RECORDS SHOWN -

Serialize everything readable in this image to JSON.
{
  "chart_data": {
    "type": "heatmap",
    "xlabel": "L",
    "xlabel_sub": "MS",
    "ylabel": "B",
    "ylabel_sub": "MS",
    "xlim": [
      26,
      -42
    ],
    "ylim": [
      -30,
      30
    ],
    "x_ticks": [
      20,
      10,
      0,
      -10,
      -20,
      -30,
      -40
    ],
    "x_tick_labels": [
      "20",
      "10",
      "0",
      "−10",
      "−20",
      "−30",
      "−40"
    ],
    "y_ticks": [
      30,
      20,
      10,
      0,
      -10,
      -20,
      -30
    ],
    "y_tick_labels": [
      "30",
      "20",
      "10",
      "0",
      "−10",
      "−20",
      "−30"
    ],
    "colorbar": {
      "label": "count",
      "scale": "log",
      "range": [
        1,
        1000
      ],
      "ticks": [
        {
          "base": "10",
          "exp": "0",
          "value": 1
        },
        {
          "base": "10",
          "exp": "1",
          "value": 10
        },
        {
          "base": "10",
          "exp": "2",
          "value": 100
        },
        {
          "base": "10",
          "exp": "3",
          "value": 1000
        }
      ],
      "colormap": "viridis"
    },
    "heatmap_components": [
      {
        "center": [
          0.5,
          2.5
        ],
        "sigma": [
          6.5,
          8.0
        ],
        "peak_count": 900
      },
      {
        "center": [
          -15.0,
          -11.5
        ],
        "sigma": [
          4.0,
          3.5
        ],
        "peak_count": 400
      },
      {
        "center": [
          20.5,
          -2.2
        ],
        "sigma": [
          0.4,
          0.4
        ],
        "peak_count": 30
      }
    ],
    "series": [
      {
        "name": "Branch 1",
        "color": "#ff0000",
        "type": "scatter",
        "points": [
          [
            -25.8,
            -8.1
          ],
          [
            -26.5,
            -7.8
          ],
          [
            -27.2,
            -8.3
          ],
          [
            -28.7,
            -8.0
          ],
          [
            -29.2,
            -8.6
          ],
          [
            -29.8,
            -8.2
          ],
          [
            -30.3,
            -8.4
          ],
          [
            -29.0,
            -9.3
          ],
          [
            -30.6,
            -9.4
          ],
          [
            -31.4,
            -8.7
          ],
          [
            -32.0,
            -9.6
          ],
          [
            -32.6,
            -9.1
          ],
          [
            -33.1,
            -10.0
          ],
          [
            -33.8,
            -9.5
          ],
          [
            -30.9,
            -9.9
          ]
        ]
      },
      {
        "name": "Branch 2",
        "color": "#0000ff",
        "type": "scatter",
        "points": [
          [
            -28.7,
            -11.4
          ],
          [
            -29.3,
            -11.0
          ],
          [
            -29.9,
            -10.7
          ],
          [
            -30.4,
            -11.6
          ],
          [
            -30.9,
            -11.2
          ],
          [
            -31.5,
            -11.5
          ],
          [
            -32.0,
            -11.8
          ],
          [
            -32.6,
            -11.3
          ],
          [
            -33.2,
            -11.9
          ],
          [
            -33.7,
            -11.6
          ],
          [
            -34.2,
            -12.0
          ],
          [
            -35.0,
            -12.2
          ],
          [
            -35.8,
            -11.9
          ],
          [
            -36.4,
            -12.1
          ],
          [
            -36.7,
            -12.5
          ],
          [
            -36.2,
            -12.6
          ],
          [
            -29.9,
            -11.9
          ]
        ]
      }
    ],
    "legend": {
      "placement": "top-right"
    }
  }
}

WHAT YOU NEED TO DO -
All of the data must be returned exactly.

REPLY -
Serialize everything readable in this image to JSON.
{
  "chart_data": {
    "type": "heatmap",
    "xlabel": "L",
    "xlabel_sub": "MS",
    "ylabel": "B",
    "ylabel_sub": "MS",
    "xlim": [
      26,
      -42
    ],
    "ylim": [
      -30,
      30
    ],
    "x_ticks": [
      20,
      10,
      0,
      -10,
      -20,
      -30,
      -40
    ],
    "x_tick_labels": [
      "20",
      "10",
      "0",
      "−10",
      "−20",
      "−30",
      "−40"
    ],
    "y_ticks": [
      30,
      20,
      10,
      0,
      -10,
      -20,
      -30
    ],
    "y_tick_labels": [
      "30",
      "20",
      "10",
      "0",
      "−10",
      "−20",
      "−30"
    ],
    "colorbar": {
      "label": "count",
      "scale": "log",
      "range": [
        1,
        1000
      ],
      "ticks": [
        {
          "base": "10",
          "exp": "0",
          "value": 1
        },
        {
          "base": "10",
          "exp": "1",
          "value": 10
        },
        {
          "base": "10",
          "exp": "2",
          "value": 100
        },
        {
          "base": "10",
          "exp": "3",
          "value": 1000
        }
      ],
      "colormap": "viridis"
    },
    "heatmap_components": [
      {
        "center": [
          0.5,
          2.5
        ],
        "sigma": [
          6.5,
          8.0
        ],
        "peak_count": 900
      },
      {
        "center": [
          -15.0,
          -11.5
        ],
        "sigma": [
          4.0,
          3.5
        ],
        "peak_count": 400
      },
      {
        "center": [
          20.5,
          -2.2
        ],
        "sigma": [
          0.4,
          0.4
        ],
        "peak_count": 30
      }
    ],
    "series": [
      {
        "name": "Branch 1",
        "color": "#ff0000",
        "type": "scatter",
        "points": [
          [
            -25.8,
            -8.1
          ],
          [
            -26.5,
            -7.8
          ],
          [
            -27.2,
            -8.3
          ],
          [
            -28.7,
            -8.0
          ],
          [
            -29.2,
            -8.6
          ],
          [
            -29.8,
            -8.2
          ],
          [
            -30.3,
            -8.4
          ],
          [
            -29.0,
            -9.3
          ],
          [
            -30.6,
            -9.4
          ],
          [
            -31.4,
            -8.7
          ],
          [
            -32.0,
            -9.6
          ],
          [
            -32.6,
            -9.1
          ],
          [
            -33.1,
            -10.0
          ],
          [
            -33.8,
            -9.5
          ],
          [
            -30.9,
            -9.9
          ]
        ]
      },
      {
        "name": "Branch 2",
        "color": "#0000ff",
        "type": "scatter",
        "points": [
          [
            -28.7,
            -11.4
          ],
          [
            -29.3,
            -11.0
          ],
          [
            -29.9,
            -10.7
          ],
          [
            -30.4,
            -11.6
          ],
          [
            -30.9,
            -11.2
          ],
          [
            -31.5,
            -11.5
          ],
          [
            -32.0,
            -11.8
          ],
          [
            -32.6,
            -11.3
          ],
          [
            -33.2,
            -11.9
          ],
          [
            -33.7,
            -11.6
          ],
          [
            -34.2,
            -12.0
          ],
          [
            -35.0,
            -12.2
          ],
          [
            -35.8,
            -11.9
          ],
          [
            -36.4,
            -12.1
          ],
          [
            -36.7,
            -12.5
          ],
          [
            -36.2,
            -12.6
          ],
          [
            -29.9,
            -11.9
          ]
        ]
      }
    ],
    "legend": {
      "placement": "top-right"
    }
  }
}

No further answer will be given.